— Start of Records shown —

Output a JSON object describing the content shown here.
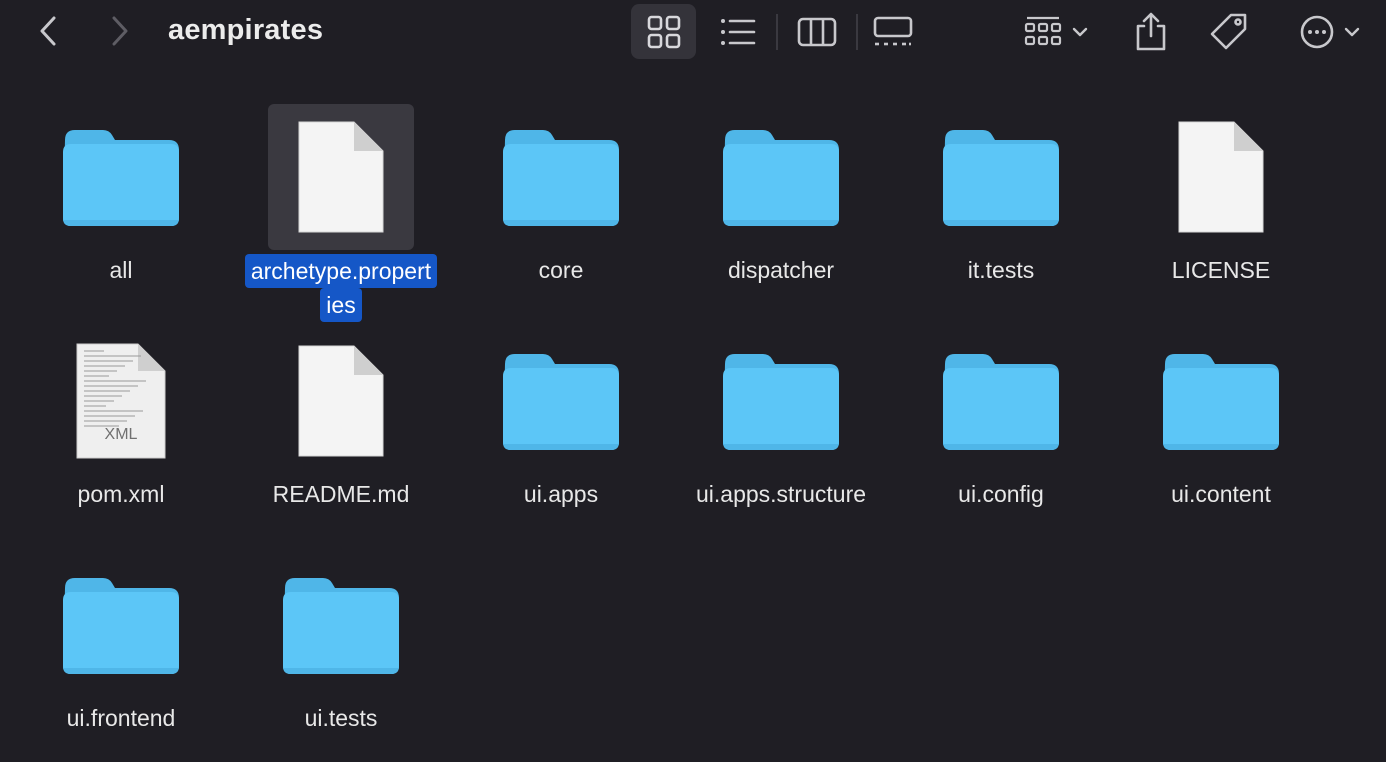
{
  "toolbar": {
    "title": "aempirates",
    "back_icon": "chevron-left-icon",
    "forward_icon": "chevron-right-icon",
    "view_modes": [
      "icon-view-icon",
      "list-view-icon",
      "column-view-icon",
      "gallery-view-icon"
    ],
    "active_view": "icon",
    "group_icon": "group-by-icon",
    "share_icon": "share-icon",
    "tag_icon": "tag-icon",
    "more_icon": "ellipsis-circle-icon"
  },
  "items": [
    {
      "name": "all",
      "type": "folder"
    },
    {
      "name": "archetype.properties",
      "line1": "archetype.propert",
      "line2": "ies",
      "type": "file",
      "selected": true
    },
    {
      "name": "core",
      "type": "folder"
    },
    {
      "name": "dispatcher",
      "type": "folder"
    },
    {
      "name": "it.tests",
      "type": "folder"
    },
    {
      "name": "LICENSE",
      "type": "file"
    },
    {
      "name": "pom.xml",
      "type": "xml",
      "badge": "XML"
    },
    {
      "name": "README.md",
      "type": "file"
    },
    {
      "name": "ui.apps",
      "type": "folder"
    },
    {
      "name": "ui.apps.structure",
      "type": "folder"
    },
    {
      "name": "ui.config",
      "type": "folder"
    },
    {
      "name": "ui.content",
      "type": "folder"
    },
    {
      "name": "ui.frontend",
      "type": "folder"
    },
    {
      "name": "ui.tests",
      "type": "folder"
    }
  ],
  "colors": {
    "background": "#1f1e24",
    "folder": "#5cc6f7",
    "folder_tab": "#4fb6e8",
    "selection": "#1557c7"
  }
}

— End of Records shown —

▶ Exercise aim: How many of the lines above hold the word "archetype"? Give only that number.

▶ Task solution: 2